WHAT YOU ARE ASKED TO DO -
What follows is a listing to be transcribed exactly.

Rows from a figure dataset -

======

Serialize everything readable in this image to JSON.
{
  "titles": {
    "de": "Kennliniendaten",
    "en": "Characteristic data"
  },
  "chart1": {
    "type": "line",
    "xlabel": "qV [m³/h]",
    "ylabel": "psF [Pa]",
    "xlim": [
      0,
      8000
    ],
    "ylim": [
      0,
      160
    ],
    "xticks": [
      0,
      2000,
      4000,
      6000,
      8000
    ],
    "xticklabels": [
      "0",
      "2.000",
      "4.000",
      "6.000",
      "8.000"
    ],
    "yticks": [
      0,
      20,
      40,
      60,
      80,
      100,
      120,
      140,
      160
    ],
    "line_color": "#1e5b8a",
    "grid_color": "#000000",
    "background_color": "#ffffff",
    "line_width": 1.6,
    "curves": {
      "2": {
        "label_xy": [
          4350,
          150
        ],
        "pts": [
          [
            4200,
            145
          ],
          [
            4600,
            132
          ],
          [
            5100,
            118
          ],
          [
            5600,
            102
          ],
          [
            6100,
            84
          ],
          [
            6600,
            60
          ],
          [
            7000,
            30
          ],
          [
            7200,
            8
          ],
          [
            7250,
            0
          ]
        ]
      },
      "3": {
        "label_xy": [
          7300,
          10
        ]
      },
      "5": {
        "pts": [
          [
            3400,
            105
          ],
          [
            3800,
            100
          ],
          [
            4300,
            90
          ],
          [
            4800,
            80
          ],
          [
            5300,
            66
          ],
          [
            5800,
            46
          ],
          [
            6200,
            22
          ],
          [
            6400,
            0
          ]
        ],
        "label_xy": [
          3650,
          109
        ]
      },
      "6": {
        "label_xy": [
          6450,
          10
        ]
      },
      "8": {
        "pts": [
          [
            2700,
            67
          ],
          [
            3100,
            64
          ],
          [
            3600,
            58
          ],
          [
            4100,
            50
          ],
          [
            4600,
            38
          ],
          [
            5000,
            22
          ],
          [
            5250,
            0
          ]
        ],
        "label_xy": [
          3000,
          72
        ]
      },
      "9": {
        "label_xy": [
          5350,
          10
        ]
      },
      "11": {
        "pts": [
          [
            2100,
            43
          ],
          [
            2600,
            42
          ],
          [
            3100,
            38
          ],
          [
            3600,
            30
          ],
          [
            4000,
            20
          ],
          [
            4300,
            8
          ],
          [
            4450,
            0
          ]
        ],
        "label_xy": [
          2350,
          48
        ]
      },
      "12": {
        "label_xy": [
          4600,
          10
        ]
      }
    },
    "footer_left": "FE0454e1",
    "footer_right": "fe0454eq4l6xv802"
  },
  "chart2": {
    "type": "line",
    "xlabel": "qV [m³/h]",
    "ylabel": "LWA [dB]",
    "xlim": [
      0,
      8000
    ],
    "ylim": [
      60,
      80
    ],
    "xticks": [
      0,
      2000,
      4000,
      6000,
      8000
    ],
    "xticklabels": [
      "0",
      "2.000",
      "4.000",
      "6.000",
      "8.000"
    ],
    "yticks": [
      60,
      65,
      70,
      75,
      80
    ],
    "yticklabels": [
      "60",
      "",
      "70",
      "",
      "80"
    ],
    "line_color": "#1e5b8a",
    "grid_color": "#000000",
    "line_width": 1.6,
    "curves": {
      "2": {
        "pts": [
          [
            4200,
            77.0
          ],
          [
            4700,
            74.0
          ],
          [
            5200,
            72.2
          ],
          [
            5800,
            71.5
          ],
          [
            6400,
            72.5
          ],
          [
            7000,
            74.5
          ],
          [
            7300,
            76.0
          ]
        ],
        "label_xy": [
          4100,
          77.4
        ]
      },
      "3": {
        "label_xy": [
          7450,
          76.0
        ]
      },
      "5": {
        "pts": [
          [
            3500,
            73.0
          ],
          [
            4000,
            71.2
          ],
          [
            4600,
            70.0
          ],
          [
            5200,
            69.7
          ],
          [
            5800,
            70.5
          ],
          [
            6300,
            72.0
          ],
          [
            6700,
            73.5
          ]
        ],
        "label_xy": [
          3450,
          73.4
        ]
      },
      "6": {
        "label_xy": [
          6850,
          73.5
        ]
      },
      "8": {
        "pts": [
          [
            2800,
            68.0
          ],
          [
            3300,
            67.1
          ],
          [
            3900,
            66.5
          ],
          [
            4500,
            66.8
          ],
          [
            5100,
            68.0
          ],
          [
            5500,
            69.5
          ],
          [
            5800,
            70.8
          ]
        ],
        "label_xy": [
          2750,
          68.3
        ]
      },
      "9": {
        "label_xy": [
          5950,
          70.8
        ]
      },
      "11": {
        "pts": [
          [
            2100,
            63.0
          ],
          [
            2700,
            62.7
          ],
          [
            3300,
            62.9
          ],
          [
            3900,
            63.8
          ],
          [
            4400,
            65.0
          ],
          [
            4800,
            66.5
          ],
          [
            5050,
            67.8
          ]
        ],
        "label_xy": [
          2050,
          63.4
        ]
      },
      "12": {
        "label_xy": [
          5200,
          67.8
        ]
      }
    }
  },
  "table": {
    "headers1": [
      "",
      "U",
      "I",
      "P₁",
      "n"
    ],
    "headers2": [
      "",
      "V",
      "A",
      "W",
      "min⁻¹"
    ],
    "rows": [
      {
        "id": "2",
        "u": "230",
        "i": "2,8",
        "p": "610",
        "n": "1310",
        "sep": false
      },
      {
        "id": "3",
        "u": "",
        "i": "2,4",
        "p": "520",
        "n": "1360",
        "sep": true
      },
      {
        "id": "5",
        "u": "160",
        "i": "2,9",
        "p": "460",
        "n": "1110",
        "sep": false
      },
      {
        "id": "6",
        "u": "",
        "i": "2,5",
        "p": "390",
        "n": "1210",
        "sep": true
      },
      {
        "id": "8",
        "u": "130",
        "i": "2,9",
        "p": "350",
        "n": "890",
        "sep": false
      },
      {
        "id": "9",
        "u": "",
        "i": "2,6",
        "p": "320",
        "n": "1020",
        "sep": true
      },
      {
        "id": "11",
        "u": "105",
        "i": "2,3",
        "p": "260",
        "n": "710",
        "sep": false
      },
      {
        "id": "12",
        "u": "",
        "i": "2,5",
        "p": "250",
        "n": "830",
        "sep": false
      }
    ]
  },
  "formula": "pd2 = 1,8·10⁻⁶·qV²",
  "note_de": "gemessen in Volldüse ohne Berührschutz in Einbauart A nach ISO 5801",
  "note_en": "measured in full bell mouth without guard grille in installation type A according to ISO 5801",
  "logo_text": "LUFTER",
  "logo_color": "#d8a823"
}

======

EXERCISE SOLUTION -
Serialize everything readable in this image to JSON.
{
  "titles": {
    "de": "Kennliniendaten",
    "en": "Characteristic data"
  },
  "chart1": {
    "type": "line",
    "xlabel": "qV [m³/h]",
    "ylabel": "psF [Pa]",
    "xlim": [
      0,
      8000
    ],
    "ylim": [
      0,
      160
    ],
    "xticks": [
      0,
      2000,
      4000,
      6000,
      8000
    ],
    "xticklabels": [
      "0",
      "2.000",
      "4.000",
      "6.000",
      "8.000"
    ],
    "yticks": [
      0,
      20,
      40,
      60,
      80,
      100,
      120,
      140,
      160
    ],
    "line_color": "#1e5b8a",
    "grid_color": "#000000",
    "background_color": "#ffffff",
    "line_width": 1.6,
    "curves": {
      "2": {
        "label_xy": [
          4350,
          150
        ],
        "pts": [
          [
            4200,
            145
          ],
          [
            4600,
            132
          ],
          [
            5100,
            118
          ],
          [
            5600,
            102
          ],
          [
            6100,
            84
          ],
          [
            6600,
            60
          ],
          [
            7000,
            30
          ],
          [
            7200,
            8
          ],
          [
            7250,
            0
          ]
        ]
      },
      "3": {
        "label_xy": [
          7300,
          10
        ]
      },
      "5": {
        "pts": [
          [
            3400,
            105
          ],
          [
            3800,
            100
          ],
          [
            4300,
            90
          ],
          [
            4800,
            80
          ],
          [
            5300,
            66
          ],
          [
            5800,
            46
          ],
          [
            6200,
            22
          ],
          [
            6400,
            0
          ]
        ],
        "label_xy": [
          3650,
          109
        ]
      },
      "6": {
        "label_xy": [
          6450,
          10
        ]
      },
      "8": {
        "pts": [
          [
            2700,
            67
          ],
          [
            3100,
            64
          ],
          [
            3600,
            58
          ],
          [
            4100,
            50
          ],
          [
            4600,
            38
          ],
          [
            5000,
            22
          ],
          [
            5250,
            0
          ]
        ],
        "label_xy": [
          3000,
          72
        ]
      },
      "9": {
        "label_xy": [
          5350,
          10
        ]
      },
      "11": {
        "pts": [
          [
            2100,
            43
          ],
          [
            2600,
            42
          ],
          [
            3100,
            38
          ],
          [
            3600,
            30
          ],
          [
            4000,
            20
          ],
          [
            4300,
            8
          ],
          [
            4450,
            0
          ]
        ],
        "label_xy": [
          2350,
          48
        ]
      },
      "12": {
        "label_xy": [
          4600,
          10
        ]
      }
    },
    "footer_left": "FE0454e1",
    "footer_right": "fe0454eq4l6xv802"
  },
  "chart2": {
    "type": "line",
    "xlabel": "qV [m³/h]",
    "ylabel": "LWA [dB]",
    "xlim": [
      0,
      8000
    ],
    "ylim": [
      60,
      80
    ],
    "xticks": [
      0,
      2000,
      4000,
      6000,
      8000
    ],
    "xticklabels": [
      "0",
      "2.000",
      "4.000",
      "6.000",
      "8.000"
    ],
    "yticks": [
      60,
      65,
      70,
      75,
      80
    ],
    "yticklabels": [
      "60",
      "",
      "70",
      "",
      "80"
    ],
    "line_color": "#1e5b8a",
    "grid_color": "#000000",
    "line_width": 1.6,
    "curves": {
      "2": {
        "pts": [
          [
            4200,
            77.0
          ],
          [
            4700,
            74.0
          ],
          [
            5200,
            72.2
          ],
          [
            5800,
            71.5
          ],
          [
            6400,
            72.5
          ],
          [
            7000,
            74.5
          ],
          [
            7300,
            76.0
          ]
        ],
        "label_xy": [
          4100,
          77.4
        ]
      },
      "3": {
        "label_xy": [
          7450,
          76.0
        ]
      },
      "5": {
        "pts": [
          [
            3500,
            73.0
          ],
          [
            4000,
            71.2
          ],
          [
            4600,
            70.0
          ],
          [
            5200,
            69.7
          ],
          [
            5800,
            70.5
          ],
          [
            6300,
            72.0
          ],
          [
            6700,
            73.5
          ]
        ],
        "label_xy": [
          3450,
          73.4
        ]
      },
      "6": {
        "label_xy": [
          6850,
          73.5
        ]
      },
      "8": {
        "pts": [
          [
            2800,
            68.0
          ],
          [
            3300,
            67.1
          ],
          [
            3900,
            66.5
          ],
          [
            4500,
            66.8
          ],
          [
            5100,
            68.0
          ],
          [
            5500,
            69.5
          ],
          [
            5800,
            70.8
          ]
        ],
        "label_xy": [
          2750,
          68.3
        ]
      },
      "9": {
        "label_xy": [
          5950,
          70.8
        ]
      },
      "11": {
        "pts": [
          [
            2100,
            63.0
          ],
          [
            2700,
            62.7
          ],
          [
            3300,
            62.9
          ],
          [
            3900,
            63.8
          ],
          [
            4400,
            65.0
          ],
          [
            4800,
            66.5
          ],
          [
            5050,
            67.8
          ]
        ],
        "label_xy": [
          2050,
          63.4
        ]
      },
      "12": {
        "label_xy": [
          5200,
          67.8
        ]
      }
    }
  },
  "table": {
    "headers1": [
      "",
      "U",
      "I",
      "P₁",
      "n"
    ],
    "headers2": [
      "",
      "V",
      "A",
      "W",
      "min⁻¹"
    ],
    "rows": [
      {
        "id": "2",
        "u": "230",
        "i": "2,8",
        "p": "610",
        "n": "1310",
        "sep": false
      },
      {
        "id": "3",
        "u": "",
        "i": "2,4",
        "p": "520",
        "n": "1360",
        "sep": true
      },
      {
        "id": "5",
        "u": "160",
        "i": "2,9",
        "p": "460",
        "n": "1110",
        "sep": false
      },
      {
        "id": "6",
        "u": "",
        "i": "2,5",
        "p": "390",
        "n": "1210",
        "sep": true
      },
      {
        "id": "8",
        "u": "130",
        "i": "2,9",
        "p": "350",
        "n": "890",
        "sep": false
      },
      {
        "id": "9",
        "u": "",
        "i": "2,6",
        "p": "320",
        "n": "1020",
        "sep": true
      },
      {
        "id": "11",
        "u": "105",
        "i": "2,3",
        "p": "260",
        "n": "710",
        "sep": false
      },
      {
        "id": "12",
        "u": "",
        "i": "2,5",
        "p": "250",
        "n": "830",
        "sep": false
      }
    ]
  },
  "formula": "pd2 = 1,8·10⁻⁶·qV²",
  "note_de": "gemessen in Volldüse ohne Berührschutz in Einbauart A nach ISO 5801",
  "note_en": "measured in full bell mouth without guard grille in installation type A according to ISO 5801",
  "logo_text": "LUFTER",
  "logo_color": "#d8a823"
}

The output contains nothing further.